Which lines hold the word "data"? Copy each one.
-- Start of The records --
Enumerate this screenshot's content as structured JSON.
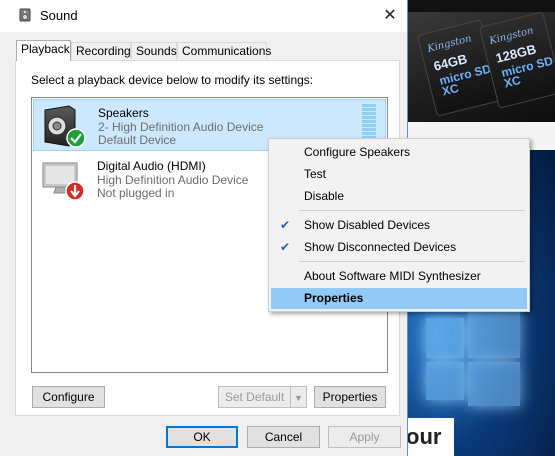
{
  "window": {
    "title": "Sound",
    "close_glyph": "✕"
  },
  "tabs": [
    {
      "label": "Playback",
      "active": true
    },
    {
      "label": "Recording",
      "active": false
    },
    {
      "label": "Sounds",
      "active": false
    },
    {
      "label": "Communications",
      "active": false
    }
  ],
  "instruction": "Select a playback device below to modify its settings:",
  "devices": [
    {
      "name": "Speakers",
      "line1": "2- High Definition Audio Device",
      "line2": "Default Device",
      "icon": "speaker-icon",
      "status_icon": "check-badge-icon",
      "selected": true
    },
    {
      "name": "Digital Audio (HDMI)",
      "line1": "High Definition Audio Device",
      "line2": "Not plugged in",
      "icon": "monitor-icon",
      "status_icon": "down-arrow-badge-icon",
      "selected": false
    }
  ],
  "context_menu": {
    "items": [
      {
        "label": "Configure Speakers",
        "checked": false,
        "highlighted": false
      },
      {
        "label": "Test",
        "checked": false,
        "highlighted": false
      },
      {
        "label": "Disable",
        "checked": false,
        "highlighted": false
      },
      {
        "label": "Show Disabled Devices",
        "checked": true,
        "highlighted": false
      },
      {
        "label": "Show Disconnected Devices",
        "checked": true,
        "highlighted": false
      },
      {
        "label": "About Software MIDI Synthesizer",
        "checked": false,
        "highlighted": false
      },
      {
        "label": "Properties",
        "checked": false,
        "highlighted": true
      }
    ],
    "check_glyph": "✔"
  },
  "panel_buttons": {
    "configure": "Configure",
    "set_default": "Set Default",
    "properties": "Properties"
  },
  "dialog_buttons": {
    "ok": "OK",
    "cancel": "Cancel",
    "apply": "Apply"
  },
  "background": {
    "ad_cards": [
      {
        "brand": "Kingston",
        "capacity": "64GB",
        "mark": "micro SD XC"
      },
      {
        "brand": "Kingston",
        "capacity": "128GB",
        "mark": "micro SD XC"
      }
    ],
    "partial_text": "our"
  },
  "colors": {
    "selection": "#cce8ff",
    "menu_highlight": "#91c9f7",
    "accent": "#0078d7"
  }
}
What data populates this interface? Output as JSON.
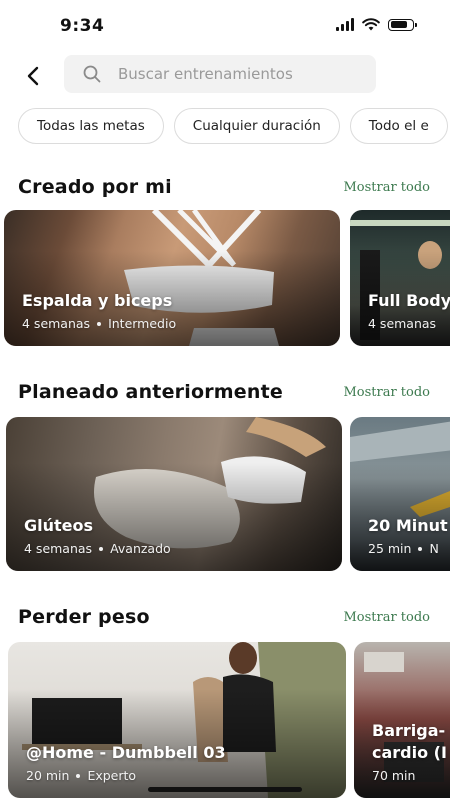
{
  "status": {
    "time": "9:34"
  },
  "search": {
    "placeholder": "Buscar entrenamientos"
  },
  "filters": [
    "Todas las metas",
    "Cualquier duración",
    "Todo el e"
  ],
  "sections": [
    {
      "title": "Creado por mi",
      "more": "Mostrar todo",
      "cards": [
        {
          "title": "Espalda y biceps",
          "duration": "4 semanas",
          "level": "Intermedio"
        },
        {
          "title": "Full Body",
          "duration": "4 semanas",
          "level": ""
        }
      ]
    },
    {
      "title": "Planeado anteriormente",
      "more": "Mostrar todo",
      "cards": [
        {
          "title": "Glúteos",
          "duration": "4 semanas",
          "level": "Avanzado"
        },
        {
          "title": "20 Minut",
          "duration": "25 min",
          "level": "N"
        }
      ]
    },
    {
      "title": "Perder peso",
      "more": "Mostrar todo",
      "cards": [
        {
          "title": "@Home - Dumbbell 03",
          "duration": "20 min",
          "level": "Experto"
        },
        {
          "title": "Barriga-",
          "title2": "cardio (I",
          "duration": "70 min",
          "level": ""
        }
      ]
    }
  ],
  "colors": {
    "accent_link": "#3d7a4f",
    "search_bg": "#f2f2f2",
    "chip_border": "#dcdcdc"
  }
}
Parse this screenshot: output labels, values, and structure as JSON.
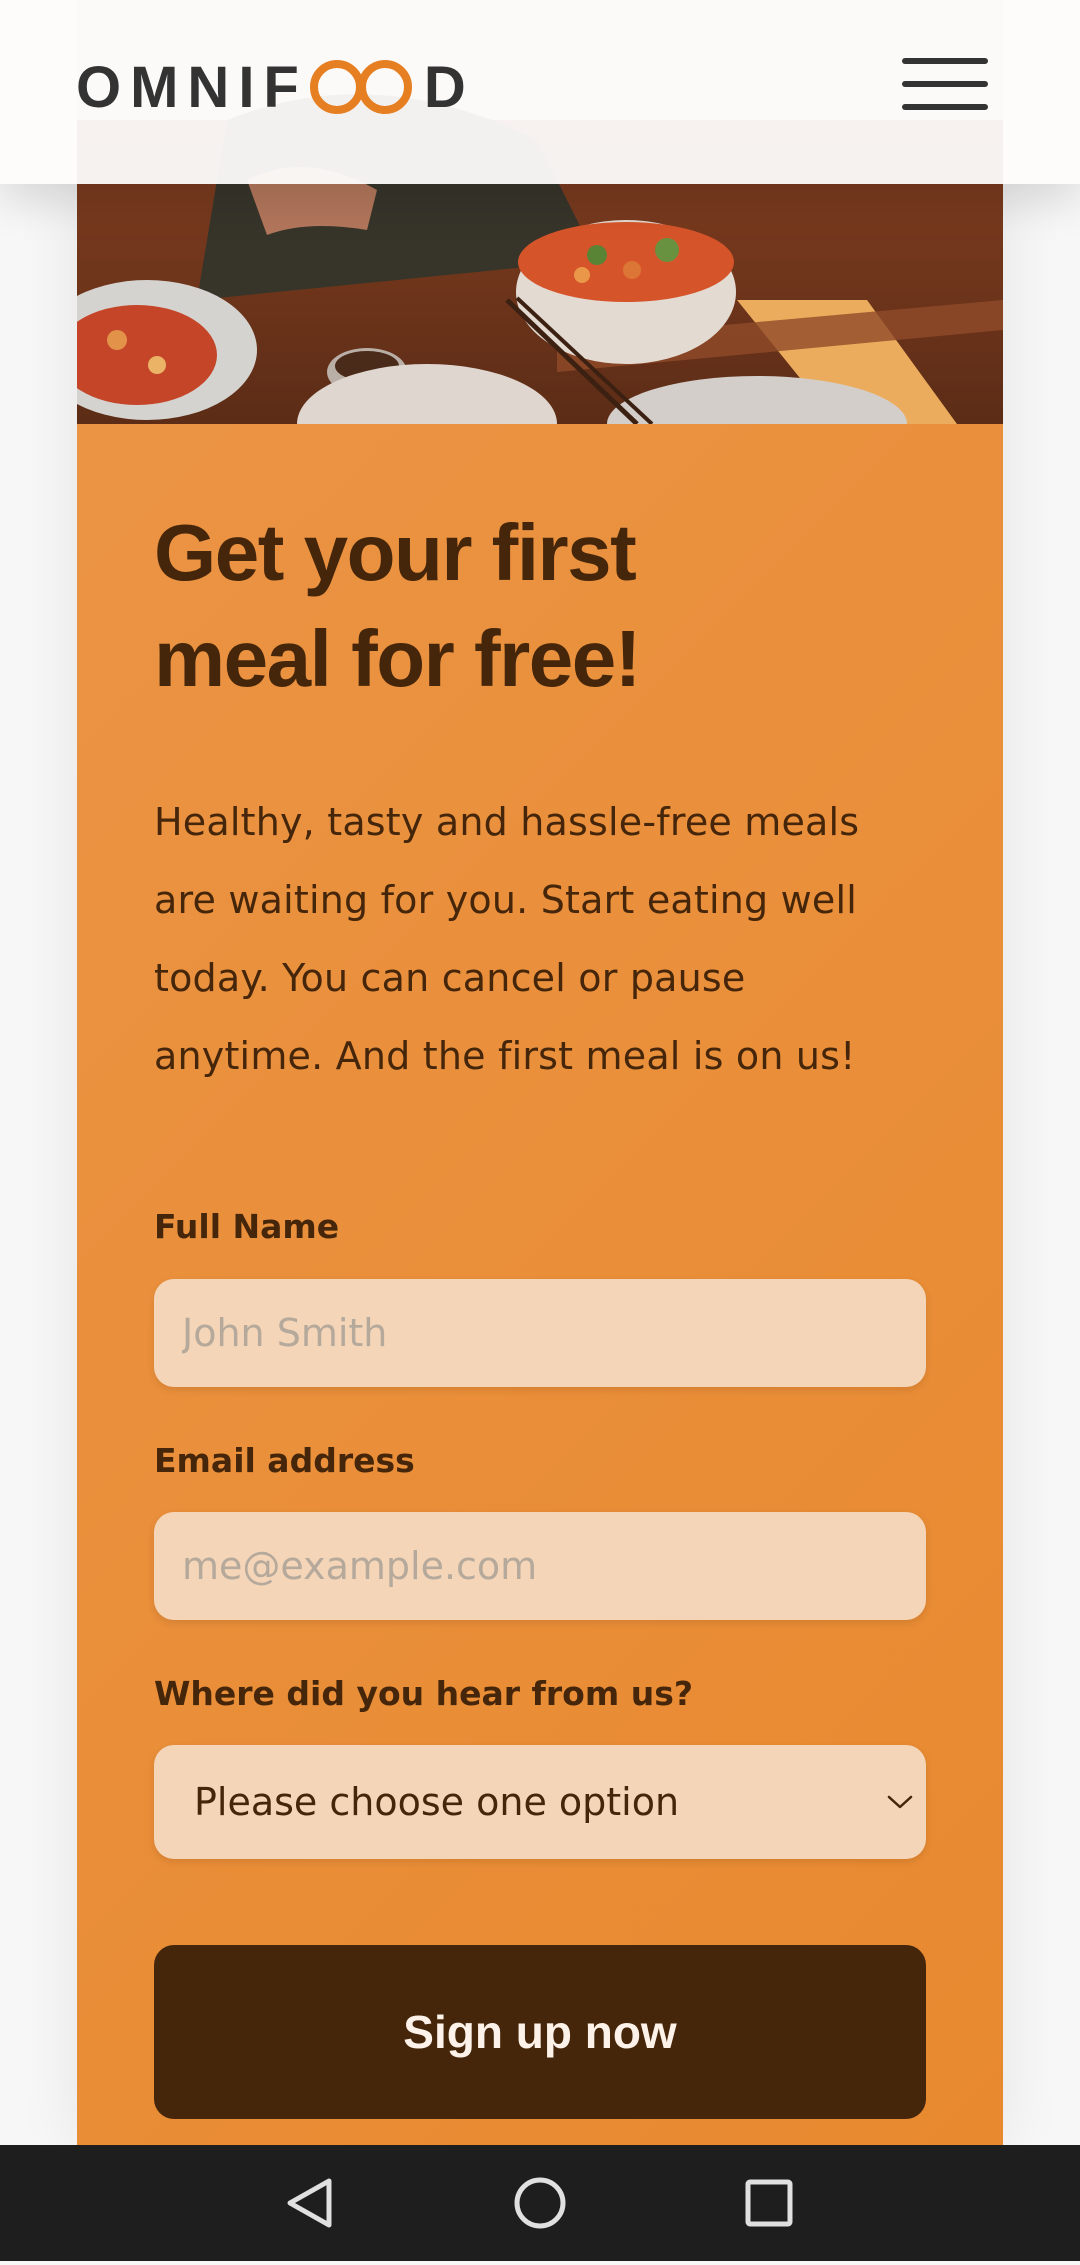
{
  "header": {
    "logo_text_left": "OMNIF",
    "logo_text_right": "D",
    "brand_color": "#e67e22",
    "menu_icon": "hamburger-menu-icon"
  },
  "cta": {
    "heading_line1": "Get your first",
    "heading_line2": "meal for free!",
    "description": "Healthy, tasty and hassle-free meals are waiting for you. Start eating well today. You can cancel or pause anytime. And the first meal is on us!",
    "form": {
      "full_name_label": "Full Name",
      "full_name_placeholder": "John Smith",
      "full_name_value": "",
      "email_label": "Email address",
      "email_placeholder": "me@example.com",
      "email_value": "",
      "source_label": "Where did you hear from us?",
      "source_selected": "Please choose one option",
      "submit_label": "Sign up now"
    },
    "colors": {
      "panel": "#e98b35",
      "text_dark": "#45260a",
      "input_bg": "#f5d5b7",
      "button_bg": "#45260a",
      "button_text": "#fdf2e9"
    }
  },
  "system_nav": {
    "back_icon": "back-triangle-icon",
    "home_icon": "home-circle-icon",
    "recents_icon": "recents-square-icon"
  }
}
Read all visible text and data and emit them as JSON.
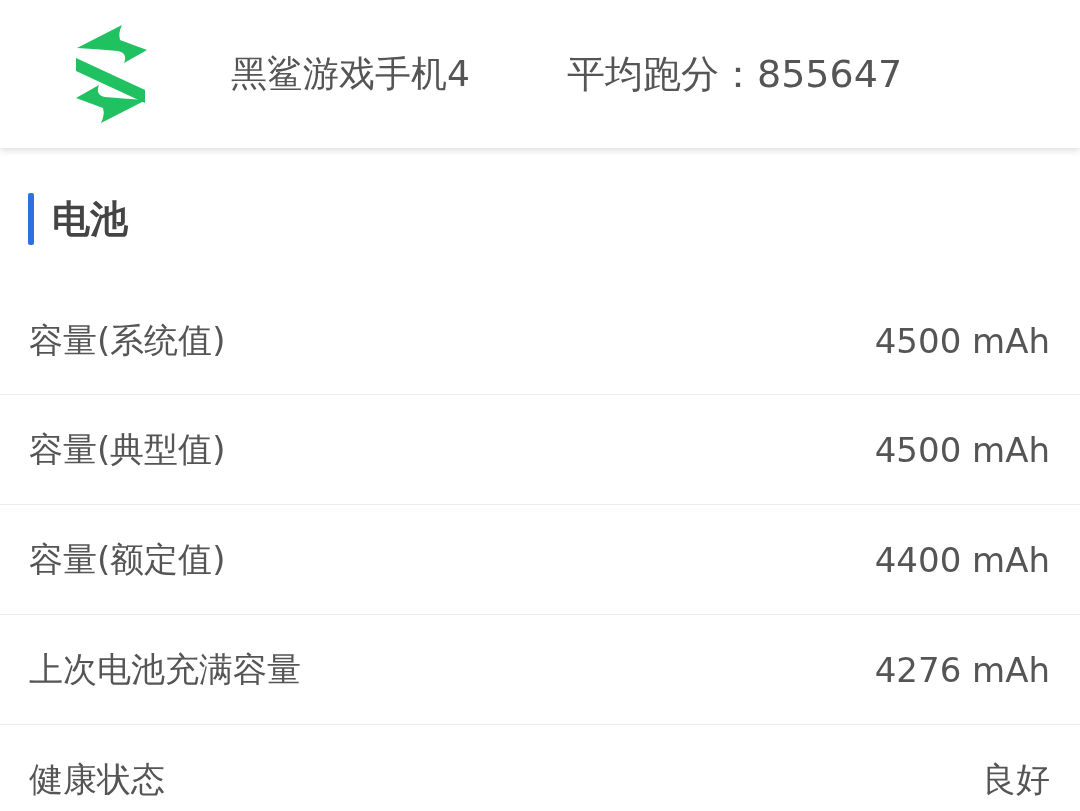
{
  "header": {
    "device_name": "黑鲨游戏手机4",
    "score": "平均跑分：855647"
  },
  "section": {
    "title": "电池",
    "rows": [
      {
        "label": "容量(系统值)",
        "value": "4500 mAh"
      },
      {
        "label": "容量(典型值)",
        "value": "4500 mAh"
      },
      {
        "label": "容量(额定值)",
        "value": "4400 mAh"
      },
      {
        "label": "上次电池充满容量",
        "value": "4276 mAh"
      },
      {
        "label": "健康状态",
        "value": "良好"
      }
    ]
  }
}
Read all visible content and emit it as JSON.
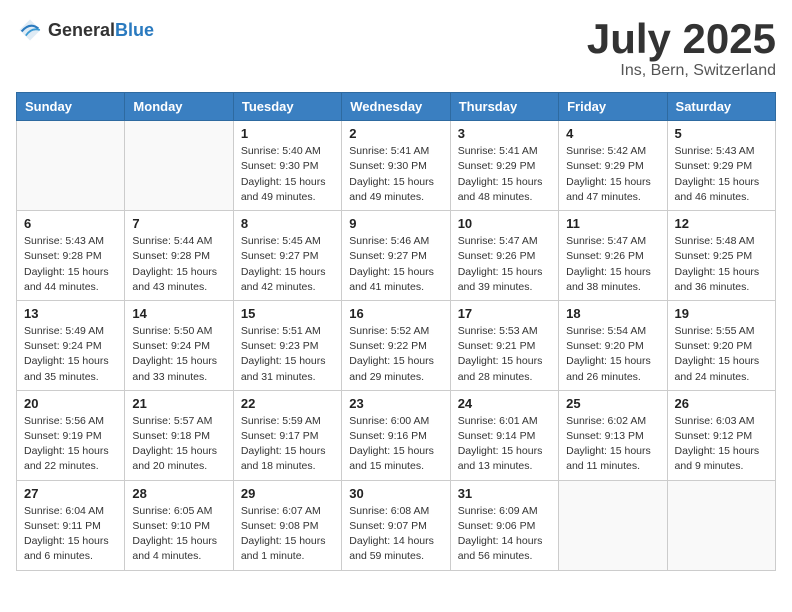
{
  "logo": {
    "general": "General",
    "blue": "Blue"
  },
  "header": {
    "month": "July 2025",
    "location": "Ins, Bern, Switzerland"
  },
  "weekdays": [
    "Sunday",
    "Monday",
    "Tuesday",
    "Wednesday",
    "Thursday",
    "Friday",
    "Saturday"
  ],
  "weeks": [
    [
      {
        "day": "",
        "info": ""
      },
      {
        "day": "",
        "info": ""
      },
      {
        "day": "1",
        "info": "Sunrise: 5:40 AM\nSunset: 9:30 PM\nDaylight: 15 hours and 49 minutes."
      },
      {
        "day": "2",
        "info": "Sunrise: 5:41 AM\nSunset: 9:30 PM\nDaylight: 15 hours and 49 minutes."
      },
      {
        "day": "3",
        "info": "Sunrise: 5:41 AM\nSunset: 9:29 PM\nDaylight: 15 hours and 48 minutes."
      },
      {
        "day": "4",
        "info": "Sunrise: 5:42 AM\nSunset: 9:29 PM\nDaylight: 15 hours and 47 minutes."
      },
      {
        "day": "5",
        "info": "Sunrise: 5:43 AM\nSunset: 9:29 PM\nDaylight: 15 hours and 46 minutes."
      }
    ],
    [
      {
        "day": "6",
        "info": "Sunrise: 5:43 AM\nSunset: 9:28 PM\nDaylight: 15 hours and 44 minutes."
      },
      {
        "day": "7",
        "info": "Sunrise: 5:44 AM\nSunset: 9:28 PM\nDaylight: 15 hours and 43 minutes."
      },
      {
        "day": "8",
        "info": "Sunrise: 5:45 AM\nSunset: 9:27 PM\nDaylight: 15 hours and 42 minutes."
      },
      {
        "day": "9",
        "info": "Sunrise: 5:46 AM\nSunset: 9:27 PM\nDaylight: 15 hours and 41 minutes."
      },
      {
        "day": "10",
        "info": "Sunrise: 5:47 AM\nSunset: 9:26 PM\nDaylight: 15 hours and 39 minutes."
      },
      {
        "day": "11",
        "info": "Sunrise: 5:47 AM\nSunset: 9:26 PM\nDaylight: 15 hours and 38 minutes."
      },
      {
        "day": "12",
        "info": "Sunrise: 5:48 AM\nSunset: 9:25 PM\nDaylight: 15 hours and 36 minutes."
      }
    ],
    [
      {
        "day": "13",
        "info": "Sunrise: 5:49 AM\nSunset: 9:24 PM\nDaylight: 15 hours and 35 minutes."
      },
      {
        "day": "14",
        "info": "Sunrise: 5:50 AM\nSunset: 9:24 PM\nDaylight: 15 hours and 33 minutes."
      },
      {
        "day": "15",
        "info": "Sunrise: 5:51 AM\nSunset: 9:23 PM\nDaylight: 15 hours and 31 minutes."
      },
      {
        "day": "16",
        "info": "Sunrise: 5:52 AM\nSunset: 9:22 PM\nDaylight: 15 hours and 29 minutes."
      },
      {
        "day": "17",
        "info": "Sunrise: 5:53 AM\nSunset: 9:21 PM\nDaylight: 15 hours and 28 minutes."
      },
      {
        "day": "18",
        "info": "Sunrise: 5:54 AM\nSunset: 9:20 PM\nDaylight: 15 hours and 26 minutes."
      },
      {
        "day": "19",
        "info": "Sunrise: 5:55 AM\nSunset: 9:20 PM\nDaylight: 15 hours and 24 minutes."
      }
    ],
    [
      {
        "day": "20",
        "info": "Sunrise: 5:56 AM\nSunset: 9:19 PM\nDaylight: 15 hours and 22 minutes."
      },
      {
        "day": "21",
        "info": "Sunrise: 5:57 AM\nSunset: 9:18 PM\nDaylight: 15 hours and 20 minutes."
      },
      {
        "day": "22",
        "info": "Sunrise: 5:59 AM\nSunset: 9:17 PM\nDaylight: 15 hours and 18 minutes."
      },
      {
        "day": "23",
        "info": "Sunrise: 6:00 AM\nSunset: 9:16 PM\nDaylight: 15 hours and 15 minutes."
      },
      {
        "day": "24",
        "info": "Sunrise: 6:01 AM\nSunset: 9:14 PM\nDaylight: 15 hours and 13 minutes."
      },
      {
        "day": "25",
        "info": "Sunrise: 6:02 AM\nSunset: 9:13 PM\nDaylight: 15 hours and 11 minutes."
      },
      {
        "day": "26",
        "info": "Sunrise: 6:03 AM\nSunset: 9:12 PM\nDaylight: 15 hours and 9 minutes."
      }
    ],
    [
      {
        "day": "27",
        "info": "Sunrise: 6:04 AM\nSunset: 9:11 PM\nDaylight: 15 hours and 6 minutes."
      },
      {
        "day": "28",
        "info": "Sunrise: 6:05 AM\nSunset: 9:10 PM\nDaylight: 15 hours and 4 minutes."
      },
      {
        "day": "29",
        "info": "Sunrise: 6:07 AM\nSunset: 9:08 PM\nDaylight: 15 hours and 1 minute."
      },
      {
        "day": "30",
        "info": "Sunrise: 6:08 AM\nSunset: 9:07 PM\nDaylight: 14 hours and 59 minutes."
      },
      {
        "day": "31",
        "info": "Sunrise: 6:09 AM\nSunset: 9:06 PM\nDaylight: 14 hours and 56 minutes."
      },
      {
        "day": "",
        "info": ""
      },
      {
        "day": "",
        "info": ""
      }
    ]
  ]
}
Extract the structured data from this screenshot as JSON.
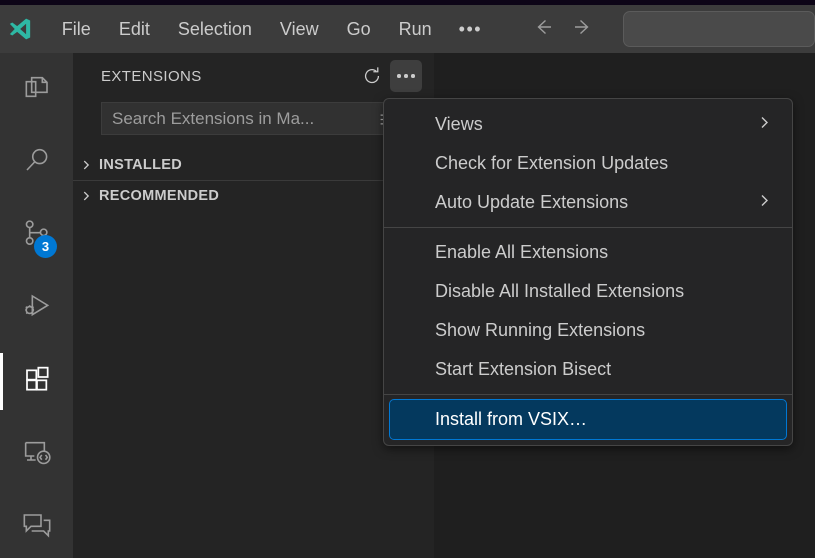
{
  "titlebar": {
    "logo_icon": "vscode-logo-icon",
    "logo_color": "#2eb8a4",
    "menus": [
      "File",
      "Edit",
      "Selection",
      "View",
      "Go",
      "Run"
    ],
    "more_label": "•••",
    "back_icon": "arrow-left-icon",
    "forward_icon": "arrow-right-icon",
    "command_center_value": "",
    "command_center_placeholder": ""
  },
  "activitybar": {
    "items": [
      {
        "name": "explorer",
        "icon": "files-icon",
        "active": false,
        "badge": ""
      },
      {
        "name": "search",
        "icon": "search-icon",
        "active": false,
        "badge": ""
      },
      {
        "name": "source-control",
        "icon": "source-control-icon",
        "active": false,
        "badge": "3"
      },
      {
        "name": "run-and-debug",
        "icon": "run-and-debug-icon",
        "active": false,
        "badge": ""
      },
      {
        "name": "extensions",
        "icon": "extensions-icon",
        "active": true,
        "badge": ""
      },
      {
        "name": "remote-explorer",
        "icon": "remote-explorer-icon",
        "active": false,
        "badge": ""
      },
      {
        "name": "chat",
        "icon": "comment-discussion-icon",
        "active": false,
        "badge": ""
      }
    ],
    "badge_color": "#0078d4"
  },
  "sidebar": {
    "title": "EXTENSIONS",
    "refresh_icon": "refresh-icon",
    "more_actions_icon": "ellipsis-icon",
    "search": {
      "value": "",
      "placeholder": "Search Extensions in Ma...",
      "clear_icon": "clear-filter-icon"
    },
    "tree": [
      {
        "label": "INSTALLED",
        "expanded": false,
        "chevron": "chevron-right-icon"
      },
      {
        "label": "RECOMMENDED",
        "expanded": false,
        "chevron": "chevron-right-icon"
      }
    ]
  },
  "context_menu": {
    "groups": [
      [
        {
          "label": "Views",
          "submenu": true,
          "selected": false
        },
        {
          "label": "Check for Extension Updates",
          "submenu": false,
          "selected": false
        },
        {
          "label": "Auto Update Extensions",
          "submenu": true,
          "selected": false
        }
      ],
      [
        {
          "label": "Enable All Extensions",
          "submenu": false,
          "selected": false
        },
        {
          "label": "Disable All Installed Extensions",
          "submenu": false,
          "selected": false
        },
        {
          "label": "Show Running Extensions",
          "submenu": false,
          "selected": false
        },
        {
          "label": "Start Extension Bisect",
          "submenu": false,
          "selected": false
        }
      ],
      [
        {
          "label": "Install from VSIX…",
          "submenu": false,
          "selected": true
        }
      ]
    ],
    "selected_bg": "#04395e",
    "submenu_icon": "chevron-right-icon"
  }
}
-- End of The records --
# Response:
What data populates this interface? Output as JSON.
Read all visible text and data and emit them as JSON.
Extract the structured data from this screenshot as JSON.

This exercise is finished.